━━━━━ Stored rows

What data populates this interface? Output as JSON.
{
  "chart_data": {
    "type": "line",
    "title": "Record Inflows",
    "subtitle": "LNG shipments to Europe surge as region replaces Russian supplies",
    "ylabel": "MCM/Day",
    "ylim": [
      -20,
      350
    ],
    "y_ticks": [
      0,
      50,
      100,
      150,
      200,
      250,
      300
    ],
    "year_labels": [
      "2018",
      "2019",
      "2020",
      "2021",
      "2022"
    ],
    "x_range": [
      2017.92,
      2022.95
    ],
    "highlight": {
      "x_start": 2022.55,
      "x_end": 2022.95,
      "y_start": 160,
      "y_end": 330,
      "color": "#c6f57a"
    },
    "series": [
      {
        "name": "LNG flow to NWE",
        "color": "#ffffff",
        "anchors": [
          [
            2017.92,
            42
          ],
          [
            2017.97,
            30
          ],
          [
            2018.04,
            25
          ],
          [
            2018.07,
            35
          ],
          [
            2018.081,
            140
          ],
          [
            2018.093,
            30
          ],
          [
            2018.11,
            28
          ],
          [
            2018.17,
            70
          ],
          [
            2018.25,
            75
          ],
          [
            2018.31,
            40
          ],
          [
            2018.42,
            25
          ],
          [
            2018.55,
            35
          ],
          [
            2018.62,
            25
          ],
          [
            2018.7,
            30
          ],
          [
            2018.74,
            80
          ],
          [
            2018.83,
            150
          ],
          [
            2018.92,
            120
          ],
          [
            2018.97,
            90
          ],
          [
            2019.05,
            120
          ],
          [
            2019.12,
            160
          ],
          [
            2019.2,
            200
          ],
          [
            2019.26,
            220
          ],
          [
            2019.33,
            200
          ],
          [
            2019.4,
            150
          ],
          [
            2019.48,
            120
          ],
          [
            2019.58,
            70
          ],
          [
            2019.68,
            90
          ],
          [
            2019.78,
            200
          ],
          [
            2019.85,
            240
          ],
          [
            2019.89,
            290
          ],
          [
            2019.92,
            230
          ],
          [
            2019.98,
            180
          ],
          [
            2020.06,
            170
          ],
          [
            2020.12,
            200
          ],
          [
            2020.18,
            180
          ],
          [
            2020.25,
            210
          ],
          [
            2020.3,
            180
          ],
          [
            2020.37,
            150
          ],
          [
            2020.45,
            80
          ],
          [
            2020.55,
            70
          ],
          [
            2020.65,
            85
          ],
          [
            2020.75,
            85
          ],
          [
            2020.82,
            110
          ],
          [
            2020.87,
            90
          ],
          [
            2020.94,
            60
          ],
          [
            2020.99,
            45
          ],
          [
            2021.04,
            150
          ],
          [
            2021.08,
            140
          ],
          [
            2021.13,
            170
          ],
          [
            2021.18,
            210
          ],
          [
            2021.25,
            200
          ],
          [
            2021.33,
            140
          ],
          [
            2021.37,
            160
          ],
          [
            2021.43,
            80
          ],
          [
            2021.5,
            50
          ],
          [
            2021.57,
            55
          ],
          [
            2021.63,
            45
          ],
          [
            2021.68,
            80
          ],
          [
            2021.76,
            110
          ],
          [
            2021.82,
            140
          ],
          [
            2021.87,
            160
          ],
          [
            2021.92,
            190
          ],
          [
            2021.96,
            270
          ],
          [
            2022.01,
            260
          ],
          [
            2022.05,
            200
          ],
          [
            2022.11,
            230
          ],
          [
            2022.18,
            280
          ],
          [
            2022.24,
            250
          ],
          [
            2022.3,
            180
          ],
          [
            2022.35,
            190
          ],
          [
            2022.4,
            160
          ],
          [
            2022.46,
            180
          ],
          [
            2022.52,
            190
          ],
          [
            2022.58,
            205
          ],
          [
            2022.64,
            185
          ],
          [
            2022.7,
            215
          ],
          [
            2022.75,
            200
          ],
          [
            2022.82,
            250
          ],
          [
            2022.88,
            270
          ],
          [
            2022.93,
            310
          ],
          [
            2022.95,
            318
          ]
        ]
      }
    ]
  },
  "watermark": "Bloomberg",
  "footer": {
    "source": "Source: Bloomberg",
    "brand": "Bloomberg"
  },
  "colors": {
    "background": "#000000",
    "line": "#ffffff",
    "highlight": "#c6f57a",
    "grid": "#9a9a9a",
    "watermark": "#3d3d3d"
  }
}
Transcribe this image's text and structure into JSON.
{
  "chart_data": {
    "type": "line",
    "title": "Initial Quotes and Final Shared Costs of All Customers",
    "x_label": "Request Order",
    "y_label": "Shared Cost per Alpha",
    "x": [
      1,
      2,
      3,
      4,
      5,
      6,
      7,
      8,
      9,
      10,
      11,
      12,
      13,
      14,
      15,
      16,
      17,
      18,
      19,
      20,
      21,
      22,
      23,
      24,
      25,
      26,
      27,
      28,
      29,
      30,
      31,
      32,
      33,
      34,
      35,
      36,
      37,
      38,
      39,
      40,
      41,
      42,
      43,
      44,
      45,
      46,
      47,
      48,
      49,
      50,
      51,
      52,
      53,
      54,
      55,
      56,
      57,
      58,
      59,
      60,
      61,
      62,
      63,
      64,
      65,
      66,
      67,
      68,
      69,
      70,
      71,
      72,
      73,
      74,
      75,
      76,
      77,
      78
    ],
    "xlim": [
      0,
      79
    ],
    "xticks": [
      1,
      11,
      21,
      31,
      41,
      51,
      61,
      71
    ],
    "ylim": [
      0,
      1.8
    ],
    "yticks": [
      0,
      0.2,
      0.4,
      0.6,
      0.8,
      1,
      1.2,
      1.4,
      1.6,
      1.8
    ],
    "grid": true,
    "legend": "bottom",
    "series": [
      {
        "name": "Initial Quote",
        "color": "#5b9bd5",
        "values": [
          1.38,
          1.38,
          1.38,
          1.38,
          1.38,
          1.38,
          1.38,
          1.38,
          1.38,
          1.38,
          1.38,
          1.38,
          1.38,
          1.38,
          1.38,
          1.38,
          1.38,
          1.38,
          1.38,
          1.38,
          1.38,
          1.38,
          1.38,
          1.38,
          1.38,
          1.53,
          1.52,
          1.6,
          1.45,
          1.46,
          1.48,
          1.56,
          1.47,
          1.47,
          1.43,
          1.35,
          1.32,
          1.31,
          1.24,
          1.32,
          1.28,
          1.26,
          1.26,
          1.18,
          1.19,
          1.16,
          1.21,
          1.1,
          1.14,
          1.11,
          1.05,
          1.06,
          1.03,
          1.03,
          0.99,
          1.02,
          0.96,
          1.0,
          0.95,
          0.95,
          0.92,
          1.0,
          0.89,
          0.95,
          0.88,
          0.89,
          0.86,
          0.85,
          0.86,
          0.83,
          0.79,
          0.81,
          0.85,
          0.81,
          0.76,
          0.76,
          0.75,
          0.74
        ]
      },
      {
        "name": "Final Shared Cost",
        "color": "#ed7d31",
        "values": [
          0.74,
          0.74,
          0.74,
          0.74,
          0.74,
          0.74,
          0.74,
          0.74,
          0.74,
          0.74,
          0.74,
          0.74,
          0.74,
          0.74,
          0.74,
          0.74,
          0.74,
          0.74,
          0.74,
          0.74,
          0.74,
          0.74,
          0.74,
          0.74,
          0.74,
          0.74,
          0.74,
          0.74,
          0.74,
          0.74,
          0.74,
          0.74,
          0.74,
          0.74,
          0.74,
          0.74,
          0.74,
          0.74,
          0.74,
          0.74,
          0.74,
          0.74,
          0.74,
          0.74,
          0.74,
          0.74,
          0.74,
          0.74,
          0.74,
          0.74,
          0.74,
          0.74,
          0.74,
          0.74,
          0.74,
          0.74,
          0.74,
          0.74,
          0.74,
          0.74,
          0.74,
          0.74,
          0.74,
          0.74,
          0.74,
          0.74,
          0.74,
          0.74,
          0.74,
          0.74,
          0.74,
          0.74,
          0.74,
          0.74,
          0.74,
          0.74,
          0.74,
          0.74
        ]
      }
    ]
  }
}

━━━━━━━━━━

__Required task__
Repeat every line of the records above exactly.

__Written reply__
What data populates this interface? Output as JSON.
{
  "chart_data": {
    "type": "line",
    "title": "Record Inflows",
    "subtitle": "LNG shipments to Europe surge as region replaces Russian supplies",
    "ylabel": "MCM/Day",
    "ylim": [
      -20,
      350
    ],
    "y_ticks": [
      0,
      50,
      100,
      150,
      200,
      250,
      300
    ],
    "year_labels": [
      "2018",
      "2019",
      "2020",
      "2021",
      "2022"
    ],
    "x_range": [
      2017.92,
      2022.95
    ],
    "highlight": {
      "x_start": 2022.55,
      "x_end": 2022.95,
      "y_start": 160,
      "y_end": 330,
      "color": "#c6f57a"
    },
    "series": [
      {
        "name": "LNG flow to NWE",
        "color": "#ffffff",
        "anchors": [
          [
            2017.92,
            42
          ],
          [
            2017.97,
            30
          ],
          [
            2018.04,
            25
          ],
          [
            2018.07,
            35
          ],
          [
            2018.081,
            140
          ],
          [
            2018.093,
            30
          ],
          [
            2018.11,
            28
          ],
          [
            2018.17,
            70
          ],
          [
            2018.25,
            75
          ],
          [
            2018.31,
            40
          ],
          [
            2018.42,
            25
          ],
          [
            2018.55,
            35
          ],
          [
            2018.62,
            25
          ],
          [
            2018.7,
            30
          ],
          [
            2018.74,
            80
          ],
          [
            2018.83,
            150
          ],
          [
            2018.92,
            120
          ],
          [
            2018.97,
            90
          ],
          [
            2019.05,
            120
          ],
          [
            2019.12,
            160
          ],
          [
            2019.2,
            200
          ],
          [
            2019.26,
            220
          ],
          [
            2019.33,
            200
          ],
          [
            2019.4,
            150
          ],
          [
            2019.48,
            120
          ],
          [
            2019.58,
            70
          ],
          [
            2019.68,
            90
          ],
          [
            2019.78,
            200
          ],
          [
            2019.85,
            240
          ],
          [
            2019.89,
            290
          ],
          [
            2019.92,
            230
          ],
          [
            2019.98,
            180
          ],
          [
            2020.06,
            170
          ],
          [
            2020.12,
            200
          ],
          [
            2020.18,
            180
          ],
          [
            2020.25,
            210
          ],
          [
            2020.3,
            180
          ],
          [
            2020.37,
            150
          ],
          [
            2020.45,
            80
          ],
          [
            2020.55,
            70
          ],
          [
            2020.65,
            85
          ],
          [
            2020.75,
            85
          ],
          [
            2020.82,
            110
          ],
          [
            2020.87,
            90
          ],
          [
            2020.94,
            60
          ],
          [
            2020.99,
            45
          ],
          [
            2021.04,
            150
          ],
          [
            2021.08,
            140
          ],
          [
            2021.13,
            170
          ],
          [
            2021.18,
            210
          ],
          [
            2021.25,
            200
          ],
          [
            2021.33,
            140
          ],
          [
            2021.37,
            160
          ],
          [
            2021.43,
            80
          ],
          [
            2021.5,
            50
          ],
          [
            2021.57,
            55
          ],
          [
            2021.63,
            45
          ],
          [
            2021.68,
            80
          ],
          [
            2021.76,
            110
          ],
          [
            2021.82,
            140
          ],
          [
            2021.87,
            160
          ],
          [
            2021.92,
            190
          ],
          [
            2021.96,
            270
          ],
          [
            2022.01,
            260
          ],
          [
            2022.05,
            200
          ],
          [
            2022.11,
            230
          ],
          [
            2022.18,
            280
          ],
          [
            2022.24,
            250
          ],
          [
            2022.3,
            180
          ],
          [
            2022.35,
            190
          ],
          [
            2022.4,
            160
          ],
          [
            2022.46,
            180
          ],
          [
            2022.52,
            190
          ],
          [
            2022.58,
            205
          ],
          [
            2022.64,
            185
          ],
          [
            2022.7,
            215
          ],
          [
            2022.75,
            200
          ],
          [
            2022.82,
            250
          ],
          [
            2022.88,
            270
          ],
          [
            2022.93,
            310
          ],
          [
            2022.95,
            318
          ]
        ]
      }
    ]
  },
  "watermark": "Bloomberg",
  "footer": {
    "source": "Source: Bloomberg",
    "brand": "Bloomberg"
  },
  "colors": {
    "background": "#000000",
    "line": "#ffffff",
    "highlight": "#c6f57a",
    "grid": "#9a9a9a",
    "watermark": "#3d3d3d"
  }
}
Transcribe this image's text and structure into JSON.
{
  "chart_data": {
    "type": "line",
    "title": "Initial Quotes and Final Shared Costs of All Customers",
    "x_label": "Request Order",
    "y_label": "Shared Cost per Alpha",
    "x": [
      1,
      2,
      3,
      4,
      5,
      6,
      7,
      8,
      9,
      10,
      11,
      12,
      13,
      14,
      15,
      16,
      17,
      18,
      19,
      20,
      21,
      22,
      23,
      24,
      25,
      26,
      27,
      28,
      29,
      30,
      31,
      32,
      33,
      34,
      35,
      36,
      37,
      38,
      39,
      40,
      41,
      42,
      43,
      44,
      45,
      46,
      47,
      48,
      49,
      50,
      51,
      52,
      53,
      54,
      55,
      56,
      57,
      58,
      59,
      60,
      61,
      62,
      63,
      64,
      65,
      66,
      67,
      68,
      69,
      70,
      71,
      72,
      73,
      74,
      75,
      76,
      77,
      78
    ],
    "xlim": [
      0,
      79
    ],
    "xticks": [
      1,
      11,
      21,
      31,
      41,
      51,
      61,
      71
    ],
    "ylim": [
      0,
      1.8
    ],
    "yticks": [
      0,
      0.2,
      0.4,
      0.6,
      0.8,
      1,
      1.2,
      1.4,
      1.6,
      1.8
    ],
    "grid": true,
    "legend": "bottom",
    "series": [
      {
        "name": "Initial Quote",
        "color": "#5b9bd5",
        "values": [
          1.38,
          1.38,
          1.38,
          1.38,
          1.38,
          1.38,
          1.38,
          1.38,
          1.38,
          1.38,
          1.38,
          1.38,
          1.38,
          1.38,
          1.38,
          1.38,
          1.38,
          1.38,
          1.38,
          1.38,
          1.38,
          1.38,
          1.38,
          1.38,
          1.38,
          1.53,
          1.52,
          1.6,
          1.45,
          1.46,
          1.48,
          1.56,
          1.47,
          1.47,
          1.43,
          1.35,
          1.32,
          1.31,
          1.24,
          1.32,
          1.28,
          1.26,
          1.26,
          1.18,
          1.19,
          1.16,
          1.21,
          1.1,
          1.14,
          1.11,
          1.05,
          1.06,
          1.03,
          1.03,
          0.99,
          1.02,
          0.96,
          1.0,
          0.95,
          0.95,
          0.92,
          1.0,
          0.89,
          0.95,
          0.88,
          0.89,
          0.86,
          0.85,
          0.86,
          0.83,
          0.79,
          0.81,
          0.85,
          0.81,
          0.76,
          0.76,
          0.75,
          0.74
        ]
      },
      {
        "name": "Final Shared Cost",
        "color": "#ed7d31",
        "values": [
          0.74,
          0.74,
          0.74,
          0.74,
          0.74,
          0.74,
          0.74,
          0.74,
          0.74,
          0.74,
          0.74,
          0.74,
          0.74,
          0.74,
          0.74,
          0.74,
          0.74,
          0.74,
          0.74,
          0.74,
          0.74,
          0.74,
          0.74,
          0.74,
          0.74,
          0.74,
          0.74,
          0.74,
          0.74,
          0.74,
          0.74,
          0.74,
          0.74,
          0.74,
          0.74,
          0.74,
          0.74,
          0.74,
          0.74,
          0.74,
          0.74,
          0.74,
          0.74,
          0.74,
          0.74,
          0.74,
          0.74,
          0.74,
          0.74,
          0.74,
          0.74,
          0.74,
          0.74,
          0.74,
          0.74,
          0.74,
          0.74,
          0.74,
          0.74,
          0.74,
          0.74,
          0.74,
          0.74,
          0.74,
          0.74,
          0.74,
          0.74,
          0.74,
          0.74,
          0.74,
          0.74,
          0.74,
          0.74,
          0.74,
          0.74,
          0.74,
          0.74,
          0.74
        ]
      }
    ]
  }
}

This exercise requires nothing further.